▶ Task statement: Extract every record, exactly as written, and ignore the pictures.

## start Dataset extract

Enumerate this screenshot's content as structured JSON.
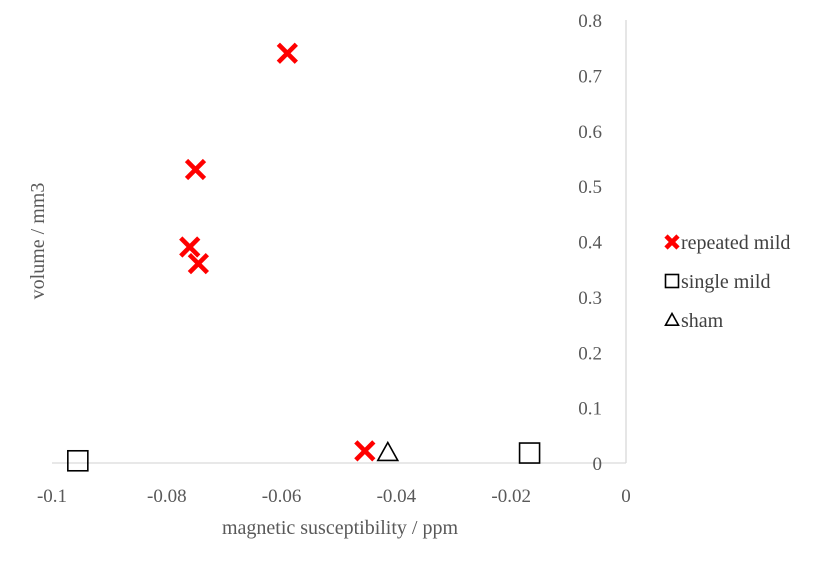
{
  "chart_data": {
    "type": "scatter",
    "xlabel": "magnetic susceptibility / ppm",
    "ylabel": "volume / mm3",
    "xlim": [
      -0.1,
      0
    ],
    "ylim": [
      0,
      0.8
    ],
    "xticks": [
      -0.1,
      -0.08,
      -0.06,
      -0.04,
      -0.02,
      0
    ],
    "xtick_labels": [
      "-0.1",
      "-0.08",
      "-0.06",
      "-0.04",
      "-0.02",
      "0"
    ],
    "yticks": [
      0,
      0.1,
      0.2,
      0.3,
      0.4,
      0.5,
      0.6,
      0.7,
      0.8
    ],
    "ytick_labels": [
      "0",
      "0.1",
      "0.2",
      "0.3",
      "0.4",
      "0.5",
      "0.6",
      "0.7",
      "0.8"
    ],
    "y_axis_position": "right",
    "grid": false,
    "legend_position": "right",
    "series": [
      {
        "name": "repeated mild",
        "marker": "x",
        "color": "#ff0000",
        "points": [
          {
            "x": -0.059,
            "y": 0.74
          },
          {
            "x": -0.075,
            "y": 0.53
          },
          {
            "x": -0.076,
            "y": 0.39
          },
          {
            "x": -0.0745,
            "y": 0.36
          },
          {
            "x": -0.0455,
            "y": 0.022
          }
        ]
      },
      {
        "name": "single mild",
        "marker": "square",
        "color": "#000000",
        "points": [
          {
            "x": -0.0955,
            "y": 0.004
          },
          {
            "x": -0.0168,
            "y": 0.018
          }
        ]
      },
      {
        "name": "sham",
        "marker": "triangle",
        "color": "#000000",
        "points": [
          {
            "x": -0.0415,
            "y": 0.019
          }
        ]
      }
    ]
  }
}
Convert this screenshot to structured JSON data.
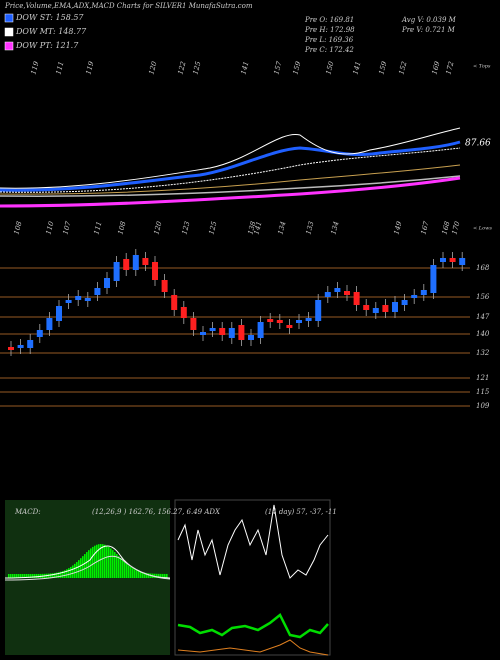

## end Dataset extract

▶ Written response:
Enumerate this screenshot's content as structured JSON.
{
  "chart_data": {
    "type": "scatter",
    "xlabel": "magnetic susceptibility / ppm",
    "ylabel": "volume / mm3",
    "xlim": [
      -0.1,
      0
    ],
    "ylim": [
      0,
      0.8
    ],
    "xticks": [
      -0.1,
      -0.08,
      -0.06,
      -0.04,
      -0.02,
      0
    ],
    "xtick_labels": [
      "-0.1",
      "-0.08",
      "-0.06",
      "-0.04",
      "-0.02",
      "0"
    ],
    "yticks": [
      0,
      0.1,
      0.2,
      0.3,
      0.4,
      0.5,
      0.6,
      0.7,
      0.8
    ],
    "ytick_labels": [
      "0",
      "0.1",
      "0.2",
      "0.3",
      "0.4",
      "0.5",
      "0.6",
      "0.7",
      "0.8"
    ],
    "y_axis_position": "right",
    "grid": false,
    "legend_position": "right",
    "series": [
      {
        "name": "repeated mild",
        "marker": "x",
        "color": "#ff0000",
        "points": [
          {
            "x": -0.059,
            "y": 0.74
          },
          {
            "x": -0.075,
            "y": 0.53
          },
          {
            "x": -0.076,
            "y": 0.39
          },
          {
            "x": -0.0745,
            "y": 0.36
          },
          {
            "x": -0.0455,
            "y": 0.022
          }
        ]
      },
      {
        "name": "single mild",
        "marker": "square",
        "color": "#000000",
        "points": [
          {
            "x": -0.0955,
            "y": 0.004
          },
          {
            "x": -0.0168,
            "y": 0.018
          }
        ]
      },
      {
        "name": "sham",
        "marker": "triangle",
        "color": "#000000",
        "points": [
          {
            "x": -0.0415,
            "y": 0.019
          }
        ]
      }
    ]
  }
}
Convert this screenshot to structured JSON data.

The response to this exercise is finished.